*RECORDS FOR THIS TASK*:
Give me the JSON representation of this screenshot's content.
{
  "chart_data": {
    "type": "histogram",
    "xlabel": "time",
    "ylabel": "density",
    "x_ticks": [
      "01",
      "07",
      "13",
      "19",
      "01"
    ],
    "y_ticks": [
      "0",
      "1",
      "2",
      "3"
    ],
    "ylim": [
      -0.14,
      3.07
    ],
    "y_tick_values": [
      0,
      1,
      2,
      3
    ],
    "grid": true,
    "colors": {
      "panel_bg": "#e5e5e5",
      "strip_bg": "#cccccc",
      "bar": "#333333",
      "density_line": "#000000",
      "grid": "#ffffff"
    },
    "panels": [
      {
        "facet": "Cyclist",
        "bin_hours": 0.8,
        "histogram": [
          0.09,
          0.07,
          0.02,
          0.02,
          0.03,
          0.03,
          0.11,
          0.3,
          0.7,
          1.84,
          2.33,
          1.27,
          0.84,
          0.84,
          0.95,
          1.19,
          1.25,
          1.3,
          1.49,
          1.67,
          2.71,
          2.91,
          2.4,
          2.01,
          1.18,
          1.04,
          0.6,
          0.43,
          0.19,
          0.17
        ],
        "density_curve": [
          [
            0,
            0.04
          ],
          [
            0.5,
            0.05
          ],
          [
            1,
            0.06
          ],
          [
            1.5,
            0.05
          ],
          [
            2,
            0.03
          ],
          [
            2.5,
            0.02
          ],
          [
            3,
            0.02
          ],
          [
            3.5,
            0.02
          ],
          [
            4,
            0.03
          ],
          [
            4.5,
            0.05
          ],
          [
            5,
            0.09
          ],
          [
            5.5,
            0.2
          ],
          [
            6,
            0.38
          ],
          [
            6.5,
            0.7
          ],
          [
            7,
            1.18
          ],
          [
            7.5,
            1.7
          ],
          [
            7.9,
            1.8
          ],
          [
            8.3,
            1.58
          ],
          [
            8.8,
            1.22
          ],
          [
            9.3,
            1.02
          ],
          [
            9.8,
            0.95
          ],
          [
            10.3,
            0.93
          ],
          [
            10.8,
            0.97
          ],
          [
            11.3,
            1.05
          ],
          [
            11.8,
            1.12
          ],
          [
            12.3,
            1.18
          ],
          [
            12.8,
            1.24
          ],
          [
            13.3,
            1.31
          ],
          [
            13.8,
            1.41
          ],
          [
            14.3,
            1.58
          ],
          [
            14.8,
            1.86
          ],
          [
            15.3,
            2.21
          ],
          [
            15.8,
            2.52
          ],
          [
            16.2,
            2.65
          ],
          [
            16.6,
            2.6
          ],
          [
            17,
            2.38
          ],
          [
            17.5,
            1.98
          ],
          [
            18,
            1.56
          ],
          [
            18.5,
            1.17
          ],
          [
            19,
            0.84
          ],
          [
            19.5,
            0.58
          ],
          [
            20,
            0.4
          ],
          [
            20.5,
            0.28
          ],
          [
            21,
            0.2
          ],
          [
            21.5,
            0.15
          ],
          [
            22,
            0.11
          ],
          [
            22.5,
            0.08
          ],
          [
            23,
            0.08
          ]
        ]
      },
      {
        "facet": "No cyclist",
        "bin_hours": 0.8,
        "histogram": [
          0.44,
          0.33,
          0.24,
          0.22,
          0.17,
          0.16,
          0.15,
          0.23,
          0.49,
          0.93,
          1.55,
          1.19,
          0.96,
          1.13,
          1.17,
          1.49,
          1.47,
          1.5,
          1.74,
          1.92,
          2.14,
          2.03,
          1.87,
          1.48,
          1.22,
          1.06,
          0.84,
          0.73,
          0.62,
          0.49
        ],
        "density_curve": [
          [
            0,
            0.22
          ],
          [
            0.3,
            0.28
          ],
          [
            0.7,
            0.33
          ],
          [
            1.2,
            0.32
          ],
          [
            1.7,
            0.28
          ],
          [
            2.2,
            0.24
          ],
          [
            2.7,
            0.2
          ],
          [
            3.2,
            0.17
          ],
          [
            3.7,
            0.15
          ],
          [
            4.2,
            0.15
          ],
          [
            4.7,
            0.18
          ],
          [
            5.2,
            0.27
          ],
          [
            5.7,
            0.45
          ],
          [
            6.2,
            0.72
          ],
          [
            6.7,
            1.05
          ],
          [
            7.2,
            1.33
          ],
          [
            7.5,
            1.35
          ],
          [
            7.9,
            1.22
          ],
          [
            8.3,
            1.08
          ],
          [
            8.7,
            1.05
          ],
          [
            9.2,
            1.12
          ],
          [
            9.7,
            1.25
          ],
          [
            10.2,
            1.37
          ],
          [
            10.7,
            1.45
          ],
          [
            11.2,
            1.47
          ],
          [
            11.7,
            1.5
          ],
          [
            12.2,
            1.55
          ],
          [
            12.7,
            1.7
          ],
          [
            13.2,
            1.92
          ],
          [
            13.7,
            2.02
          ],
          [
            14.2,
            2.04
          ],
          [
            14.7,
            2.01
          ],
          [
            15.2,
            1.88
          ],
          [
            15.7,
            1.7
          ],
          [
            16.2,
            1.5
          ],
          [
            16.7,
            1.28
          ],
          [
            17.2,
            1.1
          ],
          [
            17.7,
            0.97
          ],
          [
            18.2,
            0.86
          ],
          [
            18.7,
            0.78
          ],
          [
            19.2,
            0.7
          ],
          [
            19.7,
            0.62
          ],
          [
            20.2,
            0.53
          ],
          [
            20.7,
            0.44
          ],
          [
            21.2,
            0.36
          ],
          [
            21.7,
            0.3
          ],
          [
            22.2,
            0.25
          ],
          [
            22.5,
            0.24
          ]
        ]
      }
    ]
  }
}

*DIRECTIVE*:
Restate the whole listing exactly, leaving out nothing.

*ANSWER TO THE EXERCISE*:
Give me the JSON representation of this screenshot's content.
{
  "chart_data": {
    "type": "histogram",
    "xlabel": "time",
    "ylabel": "density",
    "x_ticks": [
      "01",
      "07",
      "13",
      "19",
      "01"
    ],
    "y_ticks": [
      "0",
      "1",
      "2",
      "3"
    ],
    "ylim": [
      -0.14,
      3.07
    ],
    "y_tick_values": [
      0,
      1,
      2,
      3
    ],
    "grid": true,
    "colors": {
      "panel_bg": "#e5e5e5",
      "strip_bg": "#cccccc",
      "bar": "#333333",
      "density_line": "#000000",
      "grid": "#ffffff"
    },
    "panels": [
      {
        "facet": "Cyclist",
        "bin_hours": 0.8,
        "histogram": [
          0.09,
          0.07,
          0.02,
          0.02,
          0.03,
          0.03,
          0.11,
          0.3,
          0.7,
          1.84,
          2.33,
          1.27,
          0.84,
          0.84,
          0.95,
          1.19,
          1.25,
          1.3,
          1.49,
          1.67,
          2.71,
          2.91,
          2.4,
          2.01,
          1.18,
          1.04,
          0.6,
          0.43,
          0.19,
          0.17
        ],
        "density_curve": [
          [
            0,
            0.04
          ],
          [
            0.5,
            0.05
          ],
          [
            1,
            0.06
          ],
          [
            1.5,
            0.05
          ],
          [
            2,
            0.03
          ],
          [
            2.5,
            0.02
          ],
          [
            3,
            0.02
          ],
          [
            3.5,
            0.02
          ],
          [
            4,
            0.03
          ],
          [
            4.5,
            0.05
          ],
          [
            5,
            0.09
          ],
          [
            5.5,
            0.2
          ],
          [
            6,
            0.38
          ],
          [
            6.5,
            0.7
          ],
          [
            7,
            1.18
          ],
          [
            7.5,
            1.7
          ],
          [
            7.9,
            1.8
          ],
          [
            8.3,
            1.58
          ],
          [
            8.8,
            1.22
          ],
          [
            9.3,
            1.02
          ],
          [
            9.8,
            0.95
          ],
          [
            10.3,
            0.93
          ],
          [
            10.8,
            0.97
          ],
          [
            11.3,
            1.05
          ],
          [
            11.8,
            1.12
          ],
          [
            12.3,
            1.18
          ],
          [
            12.8,
            1.24
          ],
          [
            13.3,
            1.31
          ],
          [
            13.8,
            1.41
          ],
          [
            14.3,
            1.58
          ],
          [
            14.8,
            1.86
          ],
          [
            15.3,
            2.21
          ],
          [
            15.8,
            2.52
          ],
          [
            16.2,
            2.65
          ],
          [
            16.6,
            2.6
          ],
          [
            17,
            2.38
          ],
          [
            17.5,
            1.98
          ],
          [
            18,
            1.56
          ],
          [
            18.5,
            1.17
          ],
          [
            19,
            0.84
          ],
          [
            19.5,
            0.58
          ],
          [
            20,
            0.4
          ],
          [
            20.5,
            0.28
          ],
          [
            21,
            0.2
          ],
          [
            21.5,
            0.15
          ],
          [
            22,
            0.11
          ],
          [
            22.5,
            0.08
          ],
          [
            23,
            0.08
          ]
        ]
      },
      {
        "facet": "No cyclist",
        "bin_hours": 0.8,
        "histogram": [
          0.44,
          0.33,
          0.24,
          0.22,
          0.17,
          0.16,
          0.15,
          0.23,
          0.49,
          0.93,
          1.55,
          1.19,
          0.96,
          1.13,
          1.17,
          1.49,
          1.47,
          1.5,
          1.74,
          1.92,
          2.14,
          2.03,
          1.87,
          1.48,
          1.22,
          1.06,
          0.84,
          0.73,
          0.62,
          0.49
        ],
        "density_curve": [
          [
            0,
            0.22
          ],
          [
            0.3,
            0.28
          ],
          [
            0.7,
            0.33
          ],
          [
            1.2,
            0.32
          ],
          [
            1.7,
            0.28
          ],
          [
            2.2,
            0.24
          ],
          [
            2.7,
            0.2
          ],
          [
            3.2,
            0.17
          ],
          [
            3.7,
            0.15
          ],
          [
            4.2,
            0.15
          ],
          [
            4.7,
            0.18
          ],
          [
            5.2,
            0.27
          ],
          [
            5.7,
            0.45
          ],
          [
            6.2,
            0.72
          ],
          [
            6.7,
            1.05
          ],
          [
            7.2,
            1.33
          ],
          [
            7.5,
            1.35
          ],
          [
            7.9,
            1.22
          ],
          [
            8.3,
            1.08
          ],
          [
            8.7,
            1.05
          ],
          [
            9.2,
            1.12
          ],
          [
            9.7,
            1.25
          ],
          [
            10.2,
            1.37
          ],
          [
            10.7,
            1.45
          ],
          [
            11.2,
            1.47
          ],
          [
            11.7,
            1.5
          ],
          [
            12.2,
            1.55
          ],
          [
            12.7,
            1.7
          ],
          [
            13.2,
            1.92
          ],
          [
            13.7,
            2.02
          ],
          [
            14.2,
            2.04
          ],
          [
            14.7,
            2.01
          ],
          [
            15.2,
            1.88
          ],
          [
            15.7,
            1.7
          ],
          [
            16.2,
            1.5
          ],
          [
            16.7,
            1.28
          ],
          [
            17.2,
            1.1
          ],
          [
            17.7,
            0.97
          ],
          [
            18.2,
            0.86
          ],
          [
            18.7,
            0.78
          ],
          [
            19.2,
            0.7
          ],
          [
            19.7,
            0.62
          ],
          [
            20.2,
            0.53
          ],
          [
            20.7,
            0.44
          ],
          [
            21.2,
            0.36
          ],
          [
            21.7,
            0.3
          ],
          [
            22.2,
            0.25
          ],
          [
            22.5,
            0.24
          ]
        ]
      }
    ]
  }
}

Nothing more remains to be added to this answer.